--- Start of Records for processing ---

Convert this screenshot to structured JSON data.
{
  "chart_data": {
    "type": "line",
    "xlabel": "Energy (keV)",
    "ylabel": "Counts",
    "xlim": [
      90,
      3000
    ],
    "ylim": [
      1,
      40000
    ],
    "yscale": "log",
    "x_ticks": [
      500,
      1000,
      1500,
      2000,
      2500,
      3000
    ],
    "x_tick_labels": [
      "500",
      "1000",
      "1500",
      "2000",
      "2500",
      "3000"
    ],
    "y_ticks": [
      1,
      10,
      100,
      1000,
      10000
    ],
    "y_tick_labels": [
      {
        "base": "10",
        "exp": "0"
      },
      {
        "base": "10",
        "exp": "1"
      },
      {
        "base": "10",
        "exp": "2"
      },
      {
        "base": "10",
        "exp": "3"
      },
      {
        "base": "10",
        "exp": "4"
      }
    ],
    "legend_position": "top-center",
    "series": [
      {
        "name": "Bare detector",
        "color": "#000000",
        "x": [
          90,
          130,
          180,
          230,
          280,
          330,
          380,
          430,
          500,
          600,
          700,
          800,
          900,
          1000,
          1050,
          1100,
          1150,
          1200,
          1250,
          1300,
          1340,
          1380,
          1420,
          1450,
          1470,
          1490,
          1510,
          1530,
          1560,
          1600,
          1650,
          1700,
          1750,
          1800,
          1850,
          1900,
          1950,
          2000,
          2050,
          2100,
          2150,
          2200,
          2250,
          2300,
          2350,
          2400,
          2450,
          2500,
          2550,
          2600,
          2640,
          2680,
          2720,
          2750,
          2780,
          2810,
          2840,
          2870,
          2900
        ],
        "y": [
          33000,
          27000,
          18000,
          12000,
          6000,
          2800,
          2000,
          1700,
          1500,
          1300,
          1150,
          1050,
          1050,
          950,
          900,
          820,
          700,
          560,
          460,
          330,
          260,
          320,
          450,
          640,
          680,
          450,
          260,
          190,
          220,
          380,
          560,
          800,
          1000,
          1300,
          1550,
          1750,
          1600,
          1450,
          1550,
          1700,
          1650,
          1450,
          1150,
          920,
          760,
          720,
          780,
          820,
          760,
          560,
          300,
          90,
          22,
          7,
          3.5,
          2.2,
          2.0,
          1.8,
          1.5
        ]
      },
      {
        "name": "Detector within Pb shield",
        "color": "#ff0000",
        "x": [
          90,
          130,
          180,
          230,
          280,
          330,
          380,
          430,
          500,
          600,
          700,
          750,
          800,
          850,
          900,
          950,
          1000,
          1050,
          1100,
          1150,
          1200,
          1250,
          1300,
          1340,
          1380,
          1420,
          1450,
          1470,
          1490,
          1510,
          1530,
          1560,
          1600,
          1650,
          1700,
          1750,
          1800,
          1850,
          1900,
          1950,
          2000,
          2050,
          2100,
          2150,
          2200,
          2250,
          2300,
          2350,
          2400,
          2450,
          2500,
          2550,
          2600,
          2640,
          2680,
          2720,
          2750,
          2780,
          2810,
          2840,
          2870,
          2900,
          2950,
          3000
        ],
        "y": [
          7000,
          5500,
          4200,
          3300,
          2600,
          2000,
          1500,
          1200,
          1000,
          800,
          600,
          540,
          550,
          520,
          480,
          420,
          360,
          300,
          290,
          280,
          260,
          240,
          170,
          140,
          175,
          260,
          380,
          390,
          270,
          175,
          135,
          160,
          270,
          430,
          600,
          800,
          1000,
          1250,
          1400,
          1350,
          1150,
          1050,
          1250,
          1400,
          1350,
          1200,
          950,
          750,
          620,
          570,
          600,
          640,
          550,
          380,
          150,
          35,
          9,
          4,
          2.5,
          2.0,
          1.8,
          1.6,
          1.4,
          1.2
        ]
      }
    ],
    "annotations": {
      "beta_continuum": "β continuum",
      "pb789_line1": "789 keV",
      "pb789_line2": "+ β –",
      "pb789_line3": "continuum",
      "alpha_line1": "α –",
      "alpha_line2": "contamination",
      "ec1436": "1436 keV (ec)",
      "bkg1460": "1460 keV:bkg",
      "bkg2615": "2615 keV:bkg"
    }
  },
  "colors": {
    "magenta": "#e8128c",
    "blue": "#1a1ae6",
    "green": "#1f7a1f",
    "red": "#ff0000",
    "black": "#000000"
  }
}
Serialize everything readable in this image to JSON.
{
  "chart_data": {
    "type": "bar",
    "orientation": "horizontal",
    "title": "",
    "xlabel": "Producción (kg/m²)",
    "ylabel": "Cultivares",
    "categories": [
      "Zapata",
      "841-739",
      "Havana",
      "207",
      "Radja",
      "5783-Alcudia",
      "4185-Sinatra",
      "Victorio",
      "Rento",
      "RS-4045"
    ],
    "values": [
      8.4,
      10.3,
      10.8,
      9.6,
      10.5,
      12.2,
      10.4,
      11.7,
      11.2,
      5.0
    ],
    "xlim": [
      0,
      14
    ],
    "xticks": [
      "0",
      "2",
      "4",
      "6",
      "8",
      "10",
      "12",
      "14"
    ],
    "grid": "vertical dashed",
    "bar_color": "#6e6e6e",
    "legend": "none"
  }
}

--- End of Records for processing ---

Stated exercise ▸ Gather up every line in the data above that contains the word "JSON", copying each one.

Task result ▸
Convert this screenshot to structured JSON data.
Serialize everything readable in this image to JSON.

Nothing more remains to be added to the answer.